Requirements: Every line of the material below must be repeated exactly.

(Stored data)
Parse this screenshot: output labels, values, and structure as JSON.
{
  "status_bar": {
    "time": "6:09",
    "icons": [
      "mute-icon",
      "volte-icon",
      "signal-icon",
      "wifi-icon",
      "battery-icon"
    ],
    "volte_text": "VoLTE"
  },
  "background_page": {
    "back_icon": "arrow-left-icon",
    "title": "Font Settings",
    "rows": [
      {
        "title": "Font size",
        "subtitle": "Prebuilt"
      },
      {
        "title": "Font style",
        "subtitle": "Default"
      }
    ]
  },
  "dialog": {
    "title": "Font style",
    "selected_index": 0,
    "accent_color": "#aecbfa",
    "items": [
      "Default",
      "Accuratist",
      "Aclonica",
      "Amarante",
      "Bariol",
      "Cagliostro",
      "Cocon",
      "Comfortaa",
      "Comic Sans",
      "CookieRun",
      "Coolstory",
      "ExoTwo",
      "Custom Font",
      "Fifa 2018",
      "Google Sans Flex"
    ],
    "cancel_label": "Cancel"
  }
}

Correct output:
Parse this screenshot: output labels, values, and structure as JSON.
{
  "status_bar": {
    "time": "6:09",
    "icons": [
      "mute-icon",
      "volte-icon",
      "signal-icon",
      "wifi-icon",
      "battery-icon"
    ],
    "volte_text": "VoLTE"
  },
  "background_page": {
    "back_icon": "arrow-left-icon",
    "title": "Font Settings",
    "rows": [
      {
        "title": "Font size",
        "subtitle": "Prebuilt"
      },
      {
        "title": "Font style",
        "subtitle": "Default"
      }
    ]
  },
  "dialog": {
    "title": "Font style",
    "selected_index": 0,
    "accent_color": "#aecbfa",
    "items": [
      "Default",
      "Accuratist",
      "Aclonica",
      "Amarante",
      "Bariol",
      "Cagliostro",
      "Cocon",
      "Comfortaa",
      "Comic Sans",
      "CookieRun",
      "Coolstory",
      "ExoTwo",
      "Custom Font",
      "Fifa 2018",
      "Google Sans Flex"
    ],
    "cancel_label": "Cancel"
  }
}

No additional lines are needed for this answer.